In the first issue of TheSpectator daily published by Addison and Steele (1711–1712) with contributions by Budgell, we meet Mr. Spectator himself. He is the narrator and one of the characters of The Sir Roger de Coverley Papers, which are essentially humorous and moral essays on various topics, dispersed on the pages of the daily.

Mr. Spectator is different from the authors, yet his views and statements reflect much of what they believe. The inclusion of this character allows the authors to maintain a somewhat detached attitude toward the political and social conflicts of the era.

Much of the cohesion in the work depends on the constant presence of the Spectator, who is part of the “club” (along with several other individuals). This club serves as a microcosm of the eighteenth-century British life. Mr. Spectator prefixes an epigraph from a Latin author to each essay, and in addition to narrating the stories, he offers up his thoughts and comments on a variety of topics. His creed of objectivity is expressed in the following words:

I never espoused any party with violence, and am resolved to observe an exact neutrality between the Whigs and Tories, unless I shall be forced to declare myself by the hostilities of either side. In short, I have acted in all the parts of my life as a looker-on, which is the character I intend to preserve in this paper.”(1, No. 1. Thursday, March 1, 1710–11)

Input for this task:
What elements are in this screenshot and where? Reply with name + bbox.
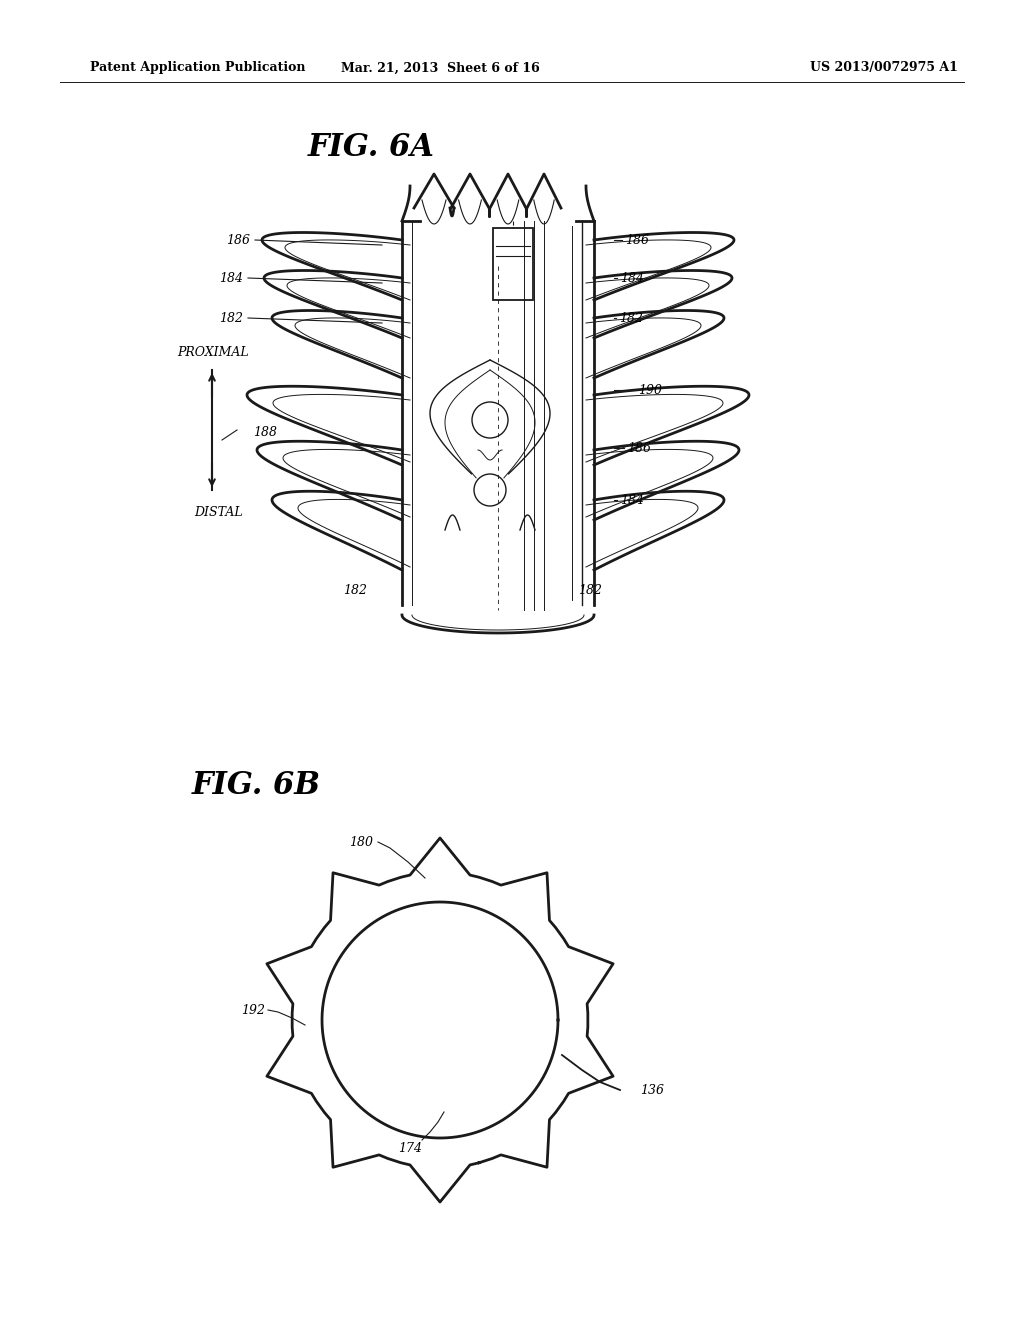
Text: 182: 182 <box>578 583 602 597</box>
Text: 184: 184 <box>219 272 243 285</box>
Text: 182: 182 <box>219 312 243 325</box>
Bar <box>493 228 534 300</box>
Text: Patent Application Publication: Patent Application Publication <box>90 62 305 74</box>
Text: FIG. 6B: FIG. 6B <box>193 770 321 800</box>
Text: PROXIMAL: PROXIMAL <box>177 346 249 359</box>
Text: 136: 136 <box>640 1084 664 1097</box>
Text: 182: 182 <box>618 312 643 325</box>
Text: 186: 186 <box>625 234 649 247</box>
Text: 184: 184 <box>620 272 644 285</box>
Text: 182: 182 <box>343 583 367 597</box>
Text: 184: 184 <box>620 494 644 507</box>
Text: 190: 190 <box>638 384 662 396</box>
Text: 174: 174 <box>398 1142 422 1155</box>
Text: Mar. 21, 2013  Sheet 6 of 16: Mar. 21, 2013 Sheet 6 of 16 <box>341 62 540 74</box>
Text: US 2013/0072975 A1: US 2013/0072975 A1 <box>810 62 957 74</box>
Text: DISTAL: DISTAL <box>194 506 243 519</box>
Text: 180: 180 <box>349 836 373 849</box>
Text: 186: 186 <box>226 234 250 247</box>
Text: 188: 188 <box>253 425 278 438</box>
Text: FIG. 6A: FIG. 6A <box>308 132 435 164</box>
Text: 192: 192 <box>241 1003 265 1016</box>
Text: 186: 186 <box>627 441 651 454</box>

Given instruction A:
From the passage on Mr. Spectator, extract the portion starting with "I never espoused" and going on through "March 1, 1710–11)".
Given instruction B:
In the records, rewrite the lines starting with the line with "Text: 182: 182 <box>578 583 602 597</box>" and going on through the line with "Text: DISTAL: DISTAL", replacing "PROXIMAL" with "UPPER" and leaving everything else unchanged. Give only those lines.

Complete output A:
I never espoused any party with violence, and am resolved to observe an exact neutrality between the Whigs and Tories, unless I shall be forced to declare myself by the hostilities of either side. In short, I have acted in all the parts of my life as a looker-on, which is the character I intend to preserve in this paper.”(1, No. 1. Thursday, March 1, 1710–11)

Complete output B:
Text: 182: 182 <box>578 583 602 597</box>
Text: 184: 184 <box>219 272 243 285</box>
Text: 182: 182 <box>219 312 243 325</box>
Bar <box>493 228 534 300</box>
Text: Patent Application Publication: Patent Application Publication <box>90 62 305 74</box>
Text: FIG. 6B: FIG. 6B <box>193 770 321 800</box>
Text: UPPER: UPPER <box>177 346 249 359</box>
Text: 136: 136 <box>640 1084 664 1097</box>
Text: 182: 182 <box>618 312 643 325</box>
Text: 186: 186 <box>625 234 649 247</box>
Text: 184: 184 <box>620 272 644 285</box>
Text: 182: 182 <box>343 583 367 597</box>
Text: 184: 184 <box>620 494 644 507</box>
Text: 190: 190 <box>638 384 662 396</box>
Text: 174: 174 <box>398 1142 422 1155</box>
Text: Mar. 21, 2013  Sheet 6 of 16: Mar. 21, 2013 Sheet 6 of 16 <box>341 62 540 74</box>
Text: US 2013/0072975 A1: US 2013/0072975 A1 <box>810 62 957 74</box>
Text: DISTAL: DISTAL <box>194 506 243 519</box>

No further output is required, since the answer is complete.